*What needs to be done*.
From the listing, collect all lines containing the word "right".

====================

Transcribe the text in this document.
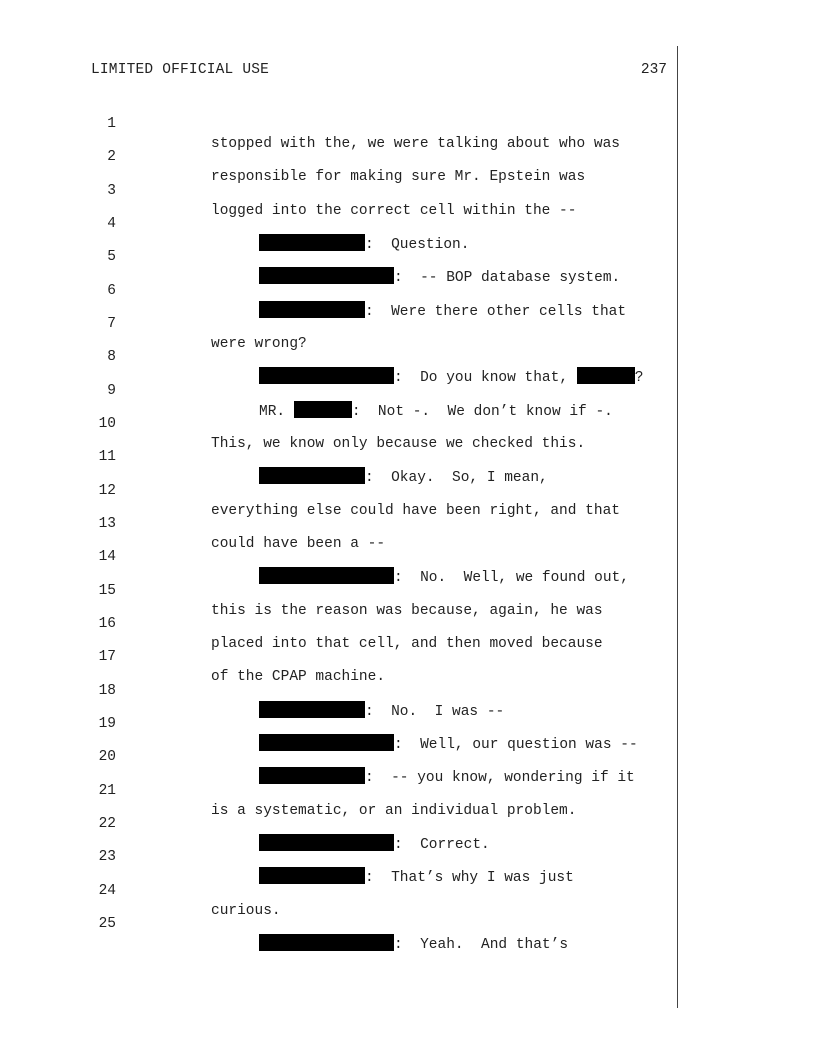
LIMITED OFFICIAL USE	237

1

stopped with the, we were talking about who was

2

responsible for making sure Mr. Epstein was

3

logged into the correct cell within the --

4

:  Question.

5

:  -- BOP database system.

6

:  Were there other cells that

7

were wrong?

8

:  Do you know that,	?

9

MR.	:  Not -.  We don’t know if -.

10

This, we know only because we checked this.

11

:  Okay.  So, I mean,

12

everything else could have been right, and that

13

could have been a --

14

:  No.  Well, we found out,

15

this is the reason was because, again, he was

16

placed into that cell, and then moved because

17

of the CPAP machine.

18

:  No.  I was --

19

:  Well, our question was --

20

:  -- you know, wondering if it

21

is a systematic, or an individual problem.

22

:  Correct.

23

:  That’s why I was just

24

curious.

25

:  Yeah.  And that’s
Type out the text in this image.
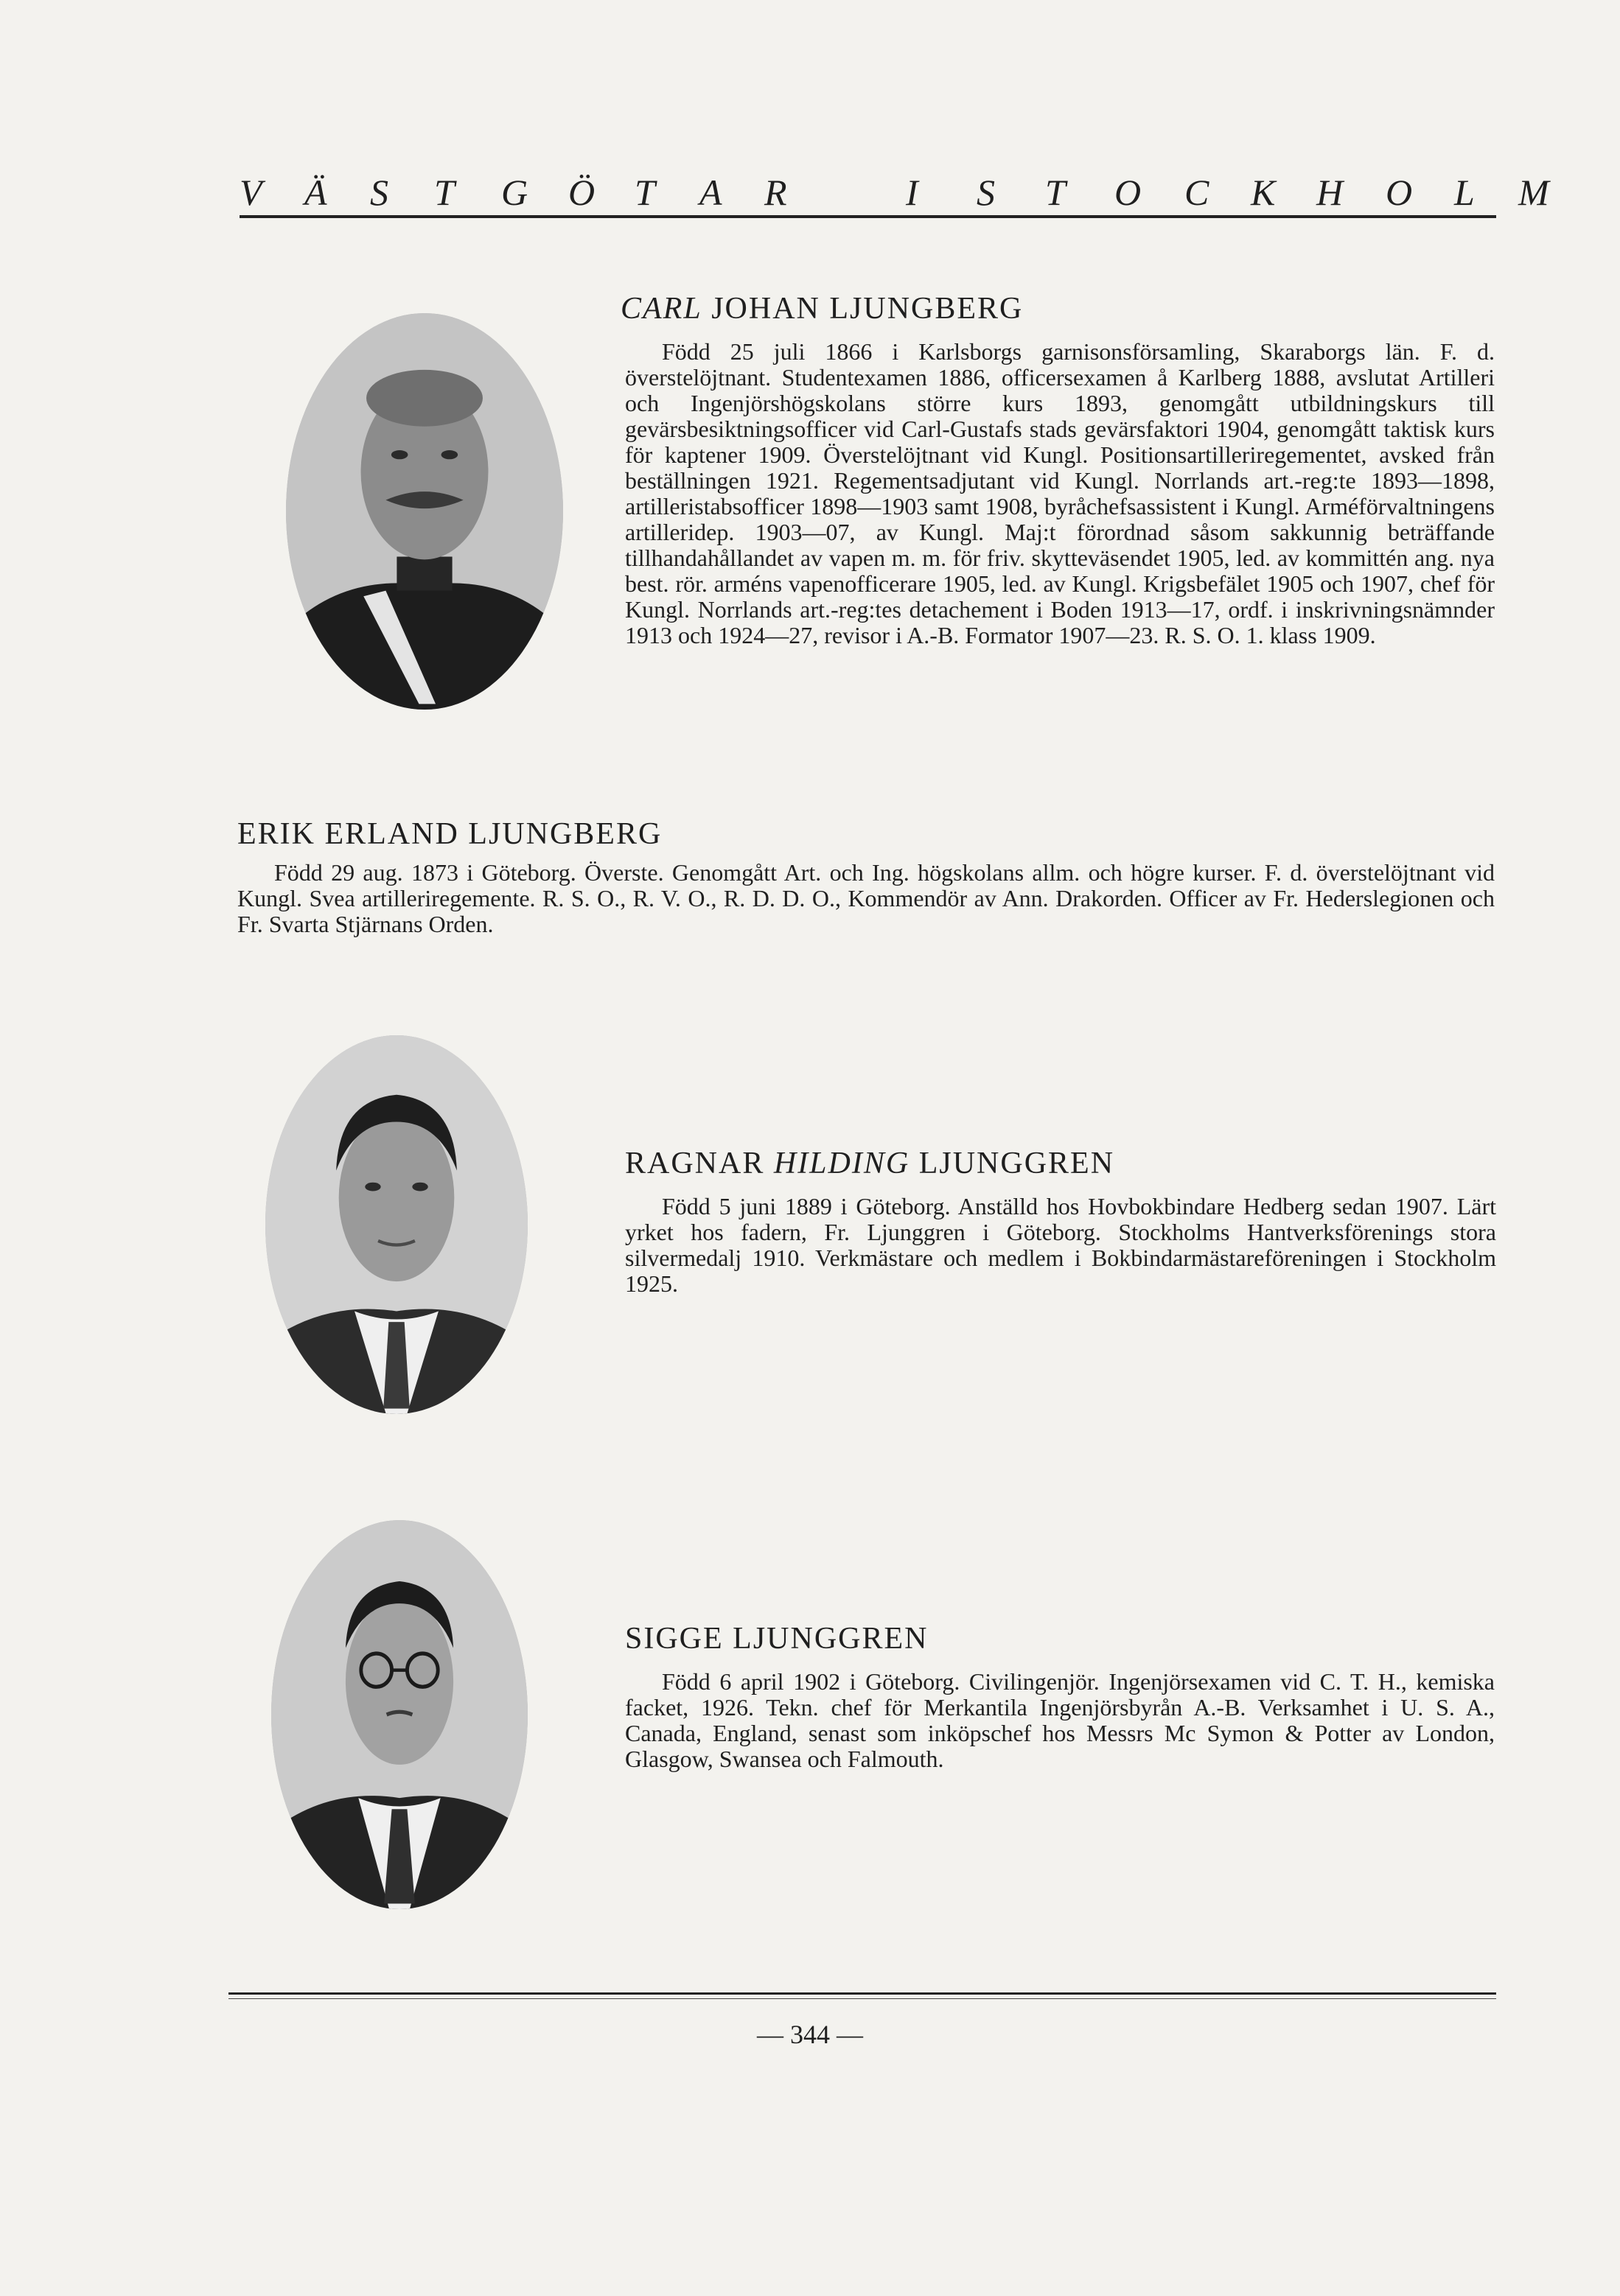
V Ä S T G Ö T A R	I S T O C K H O L M
CARL JOHAN LJUNGBERG

Född 25 juli 1866 i Karlsborgs garnisonsförsamling, Skaraborgs län. F. d. överstelöjtnant. Studentexamen 1886, officersexamen å Karlberg 1888, avslutat Artilleri och Ingenjörshögskolans större kurs 1893, genomgått utbildningskurs till gevärsbesiktningsofficer vid Carl-Gustafs stads gevärsfaktori 1904, genomgått taktisk kurs för kaptener 1909. Överstelöjtnant vid Kungl. Positionsartilleriregementet, avsked från beställningen 1921. Regementsadjutant vid Kungl. Norrlands art.-reg:te 1893—1898, artilleristabsofficer 1898—1903 samt 1908, byråchefsassistent i Kungl. Arméförvaltningens artilleridep. 1903—07, av Kungl. Maj:t förordnad såsom sakkunnig beträffande tillhandahållandet av vapen m. m. för friv. skytteväsendet 1905, led. av kommittén ang. nya best. rör. arméns vapenofficerare 1905, led. av Kungl. Krigsbefälet 1905 och 1907, chef för Kungl. Norrlands art.-reg:tes detachement i Boden 1913—17, ordf. i inskrivningsnämnder 1913 och 1924—27, revisor i A.-B. Formator 1907—23. R. S. O. 1. klass 1909.

ERIK ERLAND LJUNGBERG

Född 29 aug. 1873 i Göteborg. Överste. Genomgått Art. och Ing. högskolans allm. och högre kurser. F. d. överstelöjtnant vid Kungl. Svea artilleriregemente. R. S. O., R. V. O., R. D. D. O., Kommendör av Ann. Drakorden. Officer av Fr. Hederslegionen och Fr. Svarta Stjärnans Orden.

RAGNAR HILDING LJUNGGREN

Född 5 juni 1889 i Göteborg. Anställd hos Hovbokbindare Hedberg sedan 1907. Lärt yrket hos fadern, Fr. Ljunggren i Göteborg. Stockholms Hantverksförenings stora silvermedalj 1910. Verkmästare och medlem i Bokbindarmästareföreningen i Stockholm 1925.

SIGGE LJUNGGREN

Född 6 april 1902 i Göteborg. Civilingenjör. Ingenjörsexamen vid C. T. H., kemiska facket, 1926. Tekn. chef för Merkantila Ingenjörsbyrån A.-B. Verksamhet i U. S. A., Canada, England, senast som inköpschef hos Messrs Mc Symon & Potter av London, Glasgow, Swansea och Falmouth.

— 344 —
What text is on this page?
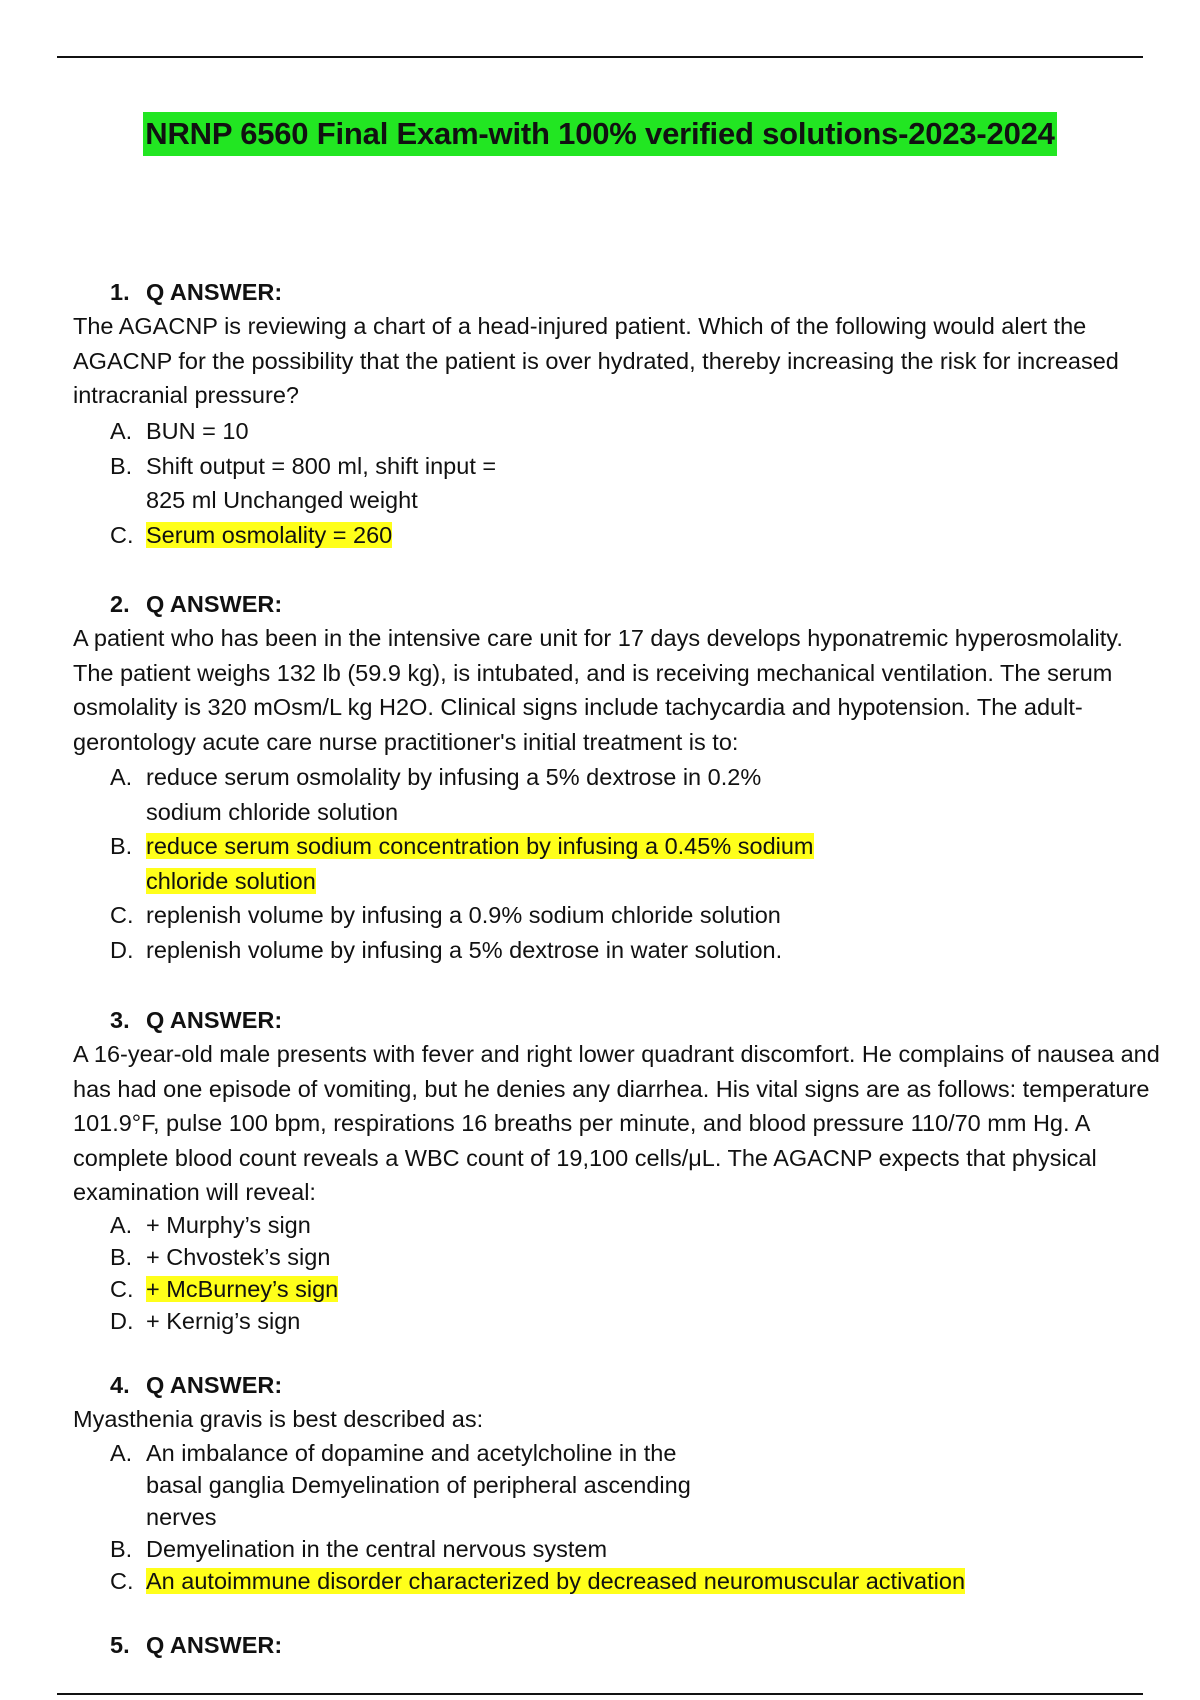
NRNP 6560 Final Exam-with 100% verified solutions-2023-2024
1. Q ANSWER:
The AGACNP is reviewing a chart of a head-injured patient. Which of the following would alert the AGACNP for the possibility that the patient is over hydrated, thereby increasing the risk for increased intracranial pressure?
A. BUN = 10
B. Shift output = 800 ml, shift input =
825 ml Unchanged weight
C. Serum osmolality = 260
2. Q ANSWER:
A patient who has been in the intensive care unit for 17 days develops hyponatremic hyperosmolality. The patient weighs 132 lb (59.9 kg), is intubated, and is receiving mechanical ventilation. The serum osmolality is 320 mOsm/L kg H2O. Clinical signs include tachycardia and hypotension. The adult-gerontology acute care nurse practitioner's initial treatment is to:
A. reduce serum osmolality by infusing a 5% dextrose in 0.2%
sodium chloride solution
B. reduce serum sodium concentration by infusing a 0.45% sodium
chloride solution
C. replenish volume by infusing a 0.9% sodium chloride solution
D. replenish volume by infusing a 5% dextrose in water solution.
3. Q ANSWER:
A 16-year-old male presents with fever and right lower quadrant discomfort. He complains of nausea and has had one episode of vomiting, but he denies any diarrhea. His vital signs are as follows: temperature 101.9°F, pulse 100 bpm, respirations 16 breaths per minute, and blood pressure 110/70 mm Hg. A complete blood count reveals a WBC count of 19,100 cells/μL. The AGACNP expects that physical examination will reveal:
A. + Murphy’s sign
B. + Chvostek’s sign
C. + McBurney’s sign
D. + Kernig’s sign
4. Q ANSWER:
Myasthenia gravis is best described as:
A. An imbalance of dopamine and acetylcholine in the
basal ganglia Demyelination of peripheral ascending
nerves
B. Demyelination in the central nervous system
C. An autoimmune disorder characterized by decreased neuromuscular activation
5. Q ANSWER:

====================

*Exercise output*.
everything else could have been right, and that
A 16-year-old male presents with fever and right lower quadrant discomfort. He complains of nausea and has had one episode of vomiting, but he denies any diarrhea. His vital signs are as follows: temperature 101.9°F, pulse 100 bpm, respirations 16 breaths per minute, and blood pressure 110/70 mm Hg. A complete blood count reveals a WBC count of 19,100 cells/μL. The AGACNP expects that physical examination will reveal:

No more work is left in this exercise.